• [Record list]

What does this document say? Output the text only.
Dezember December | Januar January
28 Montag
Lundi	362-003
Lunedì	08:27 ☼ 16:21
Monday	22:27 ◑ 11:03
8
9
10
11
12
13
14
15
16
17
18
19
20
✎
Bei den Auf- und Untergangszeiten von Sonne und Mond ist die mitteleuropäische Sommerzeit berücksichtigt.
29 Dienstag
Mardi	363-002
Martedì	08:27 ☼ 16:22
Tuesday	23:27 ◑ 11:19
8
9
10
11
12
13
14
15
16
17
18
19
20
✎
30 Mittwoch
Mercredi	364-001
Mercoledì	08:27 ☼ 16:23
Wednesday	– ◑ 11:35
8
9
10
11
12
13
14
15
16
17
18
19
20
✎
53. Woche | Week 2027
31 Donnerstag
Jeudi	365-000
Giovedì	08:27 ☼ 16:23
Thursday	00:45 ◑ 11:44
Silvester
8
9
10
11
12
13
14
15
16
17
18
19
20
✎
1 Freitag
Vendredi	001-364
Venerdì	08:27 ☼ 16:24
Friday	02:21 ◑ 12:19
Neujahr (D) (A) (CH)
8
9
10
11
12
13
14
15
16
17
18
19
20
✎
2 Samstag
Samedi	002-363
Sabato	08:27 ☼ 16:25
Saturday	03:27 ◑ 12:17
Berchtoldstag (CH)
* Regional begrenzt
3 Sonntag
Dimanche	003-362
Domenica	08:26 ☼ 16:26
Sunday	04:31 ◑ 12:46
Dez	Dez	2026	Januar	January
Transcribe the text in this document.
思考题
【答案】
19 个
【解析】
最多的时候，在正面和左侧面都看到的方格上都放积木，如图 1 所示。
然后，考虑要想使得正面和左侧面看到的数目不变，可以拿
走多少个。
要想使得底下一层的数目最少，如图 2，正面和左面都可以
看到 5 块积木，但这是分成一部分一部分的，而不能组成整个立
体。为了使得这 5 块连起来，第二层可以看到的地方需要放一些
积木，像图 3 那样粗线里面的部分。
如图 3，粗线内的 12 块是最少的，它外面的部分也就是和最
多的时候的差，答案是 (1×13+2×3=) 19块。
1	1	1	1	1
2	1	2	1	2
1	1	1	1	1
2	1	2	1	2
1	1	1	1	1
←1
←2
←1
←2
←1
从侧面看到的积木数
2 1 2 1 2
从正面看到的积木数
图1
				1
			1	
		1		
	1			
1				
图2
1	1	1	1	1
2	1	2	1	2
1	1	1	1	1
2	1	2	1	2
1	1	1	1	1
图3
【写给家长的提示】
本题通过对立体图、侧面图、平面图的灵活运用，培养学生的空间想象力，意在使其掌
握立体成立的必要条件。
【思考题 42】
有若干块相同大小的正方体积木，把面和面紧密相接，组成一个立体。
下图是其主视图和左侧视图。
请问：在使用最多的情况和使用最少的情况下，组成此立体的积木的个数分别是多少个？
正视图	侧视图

• [What is being asked]
Repeat only the lines from the one holding "Transcribe the text in this document." through the last line of the data.

• [Response to the task]
Transcribe the text in this document.
思考题
【答案】
19 个
【解析】
最多的时候，在正面和左侧面都看到的方格上都放积木，如图 1 所示。
然后，考虑要想使得正面和左侧面看到的数目不变，可以拿
走多少个。
要想使得底下一层的数目最少，如图 2，正面和左面都可以
看到 5 块积木，但这是分成一部分一部分的，而不能组成整个立
体。为了使得这 5 块连起来，第二层可以看到的地方需要放一些
积木，像图 3 那样粗线里面的部分。
如图 3，粗线内的 12 块是最少的，它外面的部分也就是和最
多的时候的差，答案是 (1×13+2×3=) 19块。
1	1	1	1	1
2	1	2	1	2
1	1	1	1	1
2	1	2	1	2
1	1	1	1	1
←1
←2
←1
←2
←1
从侧面看到的积木数
2 1 2 1 2
从正面看到的积木数
图1
				1
			1	
		1		
	1			
1				
图2
1	1	1	1	1
2	1	2	1	2
1	1	1	1	1
2	1	2	1	2
1	1	1	1	1
图3
【写给家长的提示】
本题通过对立体图、侧面图、平面图的灵活运用，培养学生的空间想象力，意在使其掌
握立体成立的必要条件。
【思考题 42】
有若干块相同大小的正方体积木，把面和面紧密相接，组成一个立体。
下图是其主视图和左侧视图。
请问：在使用最多的情况和使用最少的情况下，组成此立体的积木的个数分别是多少个？
正视图	侧视图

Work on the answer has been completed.